-- BEGIN SOURCE MATERIAL --
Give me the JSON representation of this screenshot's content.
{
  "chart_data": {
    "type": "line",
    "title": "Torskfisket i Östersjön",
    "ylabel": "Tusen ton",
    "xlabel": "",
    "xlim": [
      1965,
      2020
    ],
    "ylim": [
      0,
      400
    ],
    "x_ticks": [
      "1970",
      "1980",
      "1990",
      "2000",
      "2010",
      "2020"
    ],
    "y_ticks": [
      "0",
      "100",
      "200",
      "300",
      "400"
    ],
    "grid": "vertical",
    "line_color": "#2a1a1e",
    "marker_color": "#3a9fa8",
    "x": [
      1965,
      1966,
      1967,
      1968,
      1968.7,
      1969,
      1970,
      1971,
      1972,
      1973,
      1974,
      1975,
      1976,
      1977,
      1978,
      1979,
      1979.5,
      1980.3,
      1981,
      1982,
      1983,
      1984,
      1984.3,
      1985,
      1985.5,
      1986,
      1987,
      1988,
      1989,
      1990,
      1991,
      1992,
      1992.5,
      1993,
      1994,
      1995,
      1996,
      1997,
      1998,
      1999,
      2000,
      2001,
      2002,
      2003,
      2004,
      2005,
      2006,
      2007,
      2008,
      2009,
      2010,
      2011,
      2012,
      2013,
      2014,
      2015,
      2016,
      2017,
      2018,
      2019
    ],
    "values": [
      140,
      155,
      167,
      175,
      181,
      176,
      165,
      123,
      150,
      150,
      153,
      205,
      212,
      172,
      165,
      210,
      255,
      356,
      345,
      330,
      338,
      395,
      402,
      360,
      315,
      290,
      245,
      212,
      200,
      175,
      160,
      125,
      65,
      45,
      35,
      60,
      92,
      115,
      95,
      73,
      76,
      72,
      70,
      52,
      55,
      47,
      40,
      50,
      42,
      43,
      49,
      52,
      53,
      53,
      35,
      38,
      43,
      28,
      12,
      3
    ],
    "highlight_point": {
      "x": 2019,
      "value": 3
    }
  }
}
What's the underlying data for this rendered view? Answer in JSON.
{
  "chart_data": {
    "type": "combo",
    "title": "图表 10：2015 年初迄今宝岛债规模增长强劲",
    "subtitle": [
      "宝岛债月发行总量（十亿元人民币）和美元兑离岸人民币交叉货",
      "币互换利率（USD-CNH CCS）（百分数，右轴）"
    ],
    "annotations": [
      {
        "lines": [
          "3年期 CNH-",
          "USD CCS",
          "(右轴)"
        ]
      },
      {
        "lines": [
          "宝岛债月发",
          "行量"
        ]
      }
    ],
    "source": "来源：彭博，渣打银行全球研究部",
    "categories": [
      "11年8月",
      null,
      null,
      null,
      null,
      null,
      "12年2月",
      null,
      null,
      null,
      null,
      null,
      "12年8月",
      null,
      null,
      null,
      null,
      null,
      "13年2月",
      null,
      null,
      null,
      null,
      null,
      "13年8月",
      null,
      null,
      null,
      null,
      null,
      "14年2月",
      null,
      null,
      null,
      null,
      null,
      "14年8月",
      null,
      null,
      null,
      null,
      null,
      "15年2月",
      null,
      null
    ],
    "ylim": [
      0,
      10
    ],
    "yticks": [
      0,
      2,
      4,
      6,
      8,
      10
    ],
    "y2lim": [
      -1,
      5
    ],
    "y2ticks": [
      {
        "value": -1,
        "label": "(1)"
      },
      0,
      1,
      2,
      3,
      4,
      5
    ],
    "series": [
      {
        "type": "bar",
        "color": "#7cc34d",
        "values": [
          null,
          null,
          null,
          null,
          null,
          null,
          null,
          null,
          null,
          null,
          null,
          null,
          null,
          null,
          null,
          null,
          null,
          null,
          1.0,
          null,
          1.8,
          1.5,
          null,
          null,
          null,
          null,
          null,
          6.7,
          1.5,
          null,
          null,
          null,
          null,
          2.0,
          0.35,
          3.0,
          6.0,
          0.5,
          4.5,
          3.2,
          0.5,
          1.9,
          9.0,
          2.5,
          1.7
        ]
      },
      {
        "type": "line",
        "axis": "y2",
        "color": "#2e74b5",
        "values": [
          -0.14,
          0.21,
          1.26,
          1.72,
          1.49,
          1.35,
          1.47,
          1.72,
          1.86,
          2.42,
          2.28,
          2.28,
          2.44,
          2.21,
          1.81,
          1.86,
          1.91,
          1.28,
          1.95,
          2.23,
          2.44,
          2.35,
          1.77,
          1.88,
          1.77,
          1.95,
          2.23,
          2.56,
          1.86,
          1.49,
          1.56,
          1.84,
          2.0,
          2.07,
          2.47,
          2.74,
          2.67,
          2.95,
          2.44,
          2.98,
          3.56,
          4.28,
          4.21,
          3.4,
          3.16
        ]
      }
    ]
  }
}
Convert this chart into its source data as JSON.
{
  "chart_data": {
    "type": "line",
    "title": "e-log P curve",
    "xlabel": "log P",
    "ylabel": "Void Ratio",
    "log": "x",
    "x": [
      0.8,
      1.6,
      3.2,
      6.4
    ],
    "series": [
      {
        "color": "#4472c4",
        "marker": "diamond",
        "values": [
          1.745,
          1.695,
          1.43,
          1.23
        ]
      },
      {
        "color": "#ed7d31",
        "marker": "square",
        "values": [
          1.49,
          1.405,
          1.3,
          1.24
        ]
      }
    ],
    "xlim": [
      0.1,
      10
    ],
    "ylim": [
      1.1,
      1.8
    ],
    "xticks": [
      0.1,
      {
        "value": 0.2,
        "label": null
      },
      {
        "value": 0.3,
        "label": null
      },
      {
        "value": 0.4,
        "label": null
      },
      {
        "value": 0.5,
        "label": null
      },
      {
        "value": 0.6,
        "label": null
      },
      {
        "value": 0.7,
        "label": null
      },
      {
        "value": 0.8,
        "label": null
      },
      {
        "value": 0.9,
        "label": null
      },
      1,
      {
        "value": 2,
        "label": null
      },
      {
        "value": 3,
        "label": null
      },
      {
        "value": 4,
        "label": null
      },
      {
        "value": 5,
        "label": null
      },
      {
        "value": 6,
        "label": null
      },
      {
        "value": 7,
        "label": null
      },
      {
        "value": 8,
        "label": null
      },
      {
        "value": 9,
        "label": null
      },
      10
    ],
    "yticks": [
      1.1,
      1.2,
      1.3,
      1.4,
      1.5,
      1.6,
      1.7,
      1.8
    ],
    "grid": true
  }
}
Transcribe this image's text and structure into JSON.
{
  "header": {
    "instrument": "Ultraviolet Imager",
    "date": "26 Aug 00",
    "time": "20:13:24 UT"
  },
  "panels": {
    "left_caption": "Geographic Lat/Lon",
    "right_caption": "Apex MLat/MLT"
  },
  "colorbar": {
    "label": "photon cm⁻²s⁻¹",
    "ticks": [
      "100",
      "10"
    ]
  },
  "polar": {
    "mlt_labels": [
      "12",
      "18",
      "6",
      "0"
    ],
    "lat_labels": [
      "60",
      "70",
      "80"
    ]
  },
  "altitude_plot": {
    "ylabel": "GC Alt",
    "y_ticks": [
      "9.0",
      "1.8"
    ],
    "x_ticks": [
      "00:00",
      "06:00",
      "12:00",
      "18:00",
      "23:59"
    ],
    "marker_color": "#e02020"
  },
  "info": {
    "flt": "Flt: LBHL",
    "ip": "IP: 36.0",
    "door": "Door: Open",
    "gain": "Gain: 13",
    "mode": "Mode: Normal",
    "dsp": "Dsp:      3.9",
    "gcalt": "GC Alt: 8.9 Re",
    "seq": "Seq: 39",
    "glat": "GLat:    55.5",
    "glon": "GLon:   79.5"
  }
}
-- END SOURCE MATERIAL --
• GOAL: Return each line of the data that contains the string "type".

• WORKED ANSWER:
    "type": "line",
    "type": "combo",
        "type": "bar",
        "type": "line",
    "type": "line",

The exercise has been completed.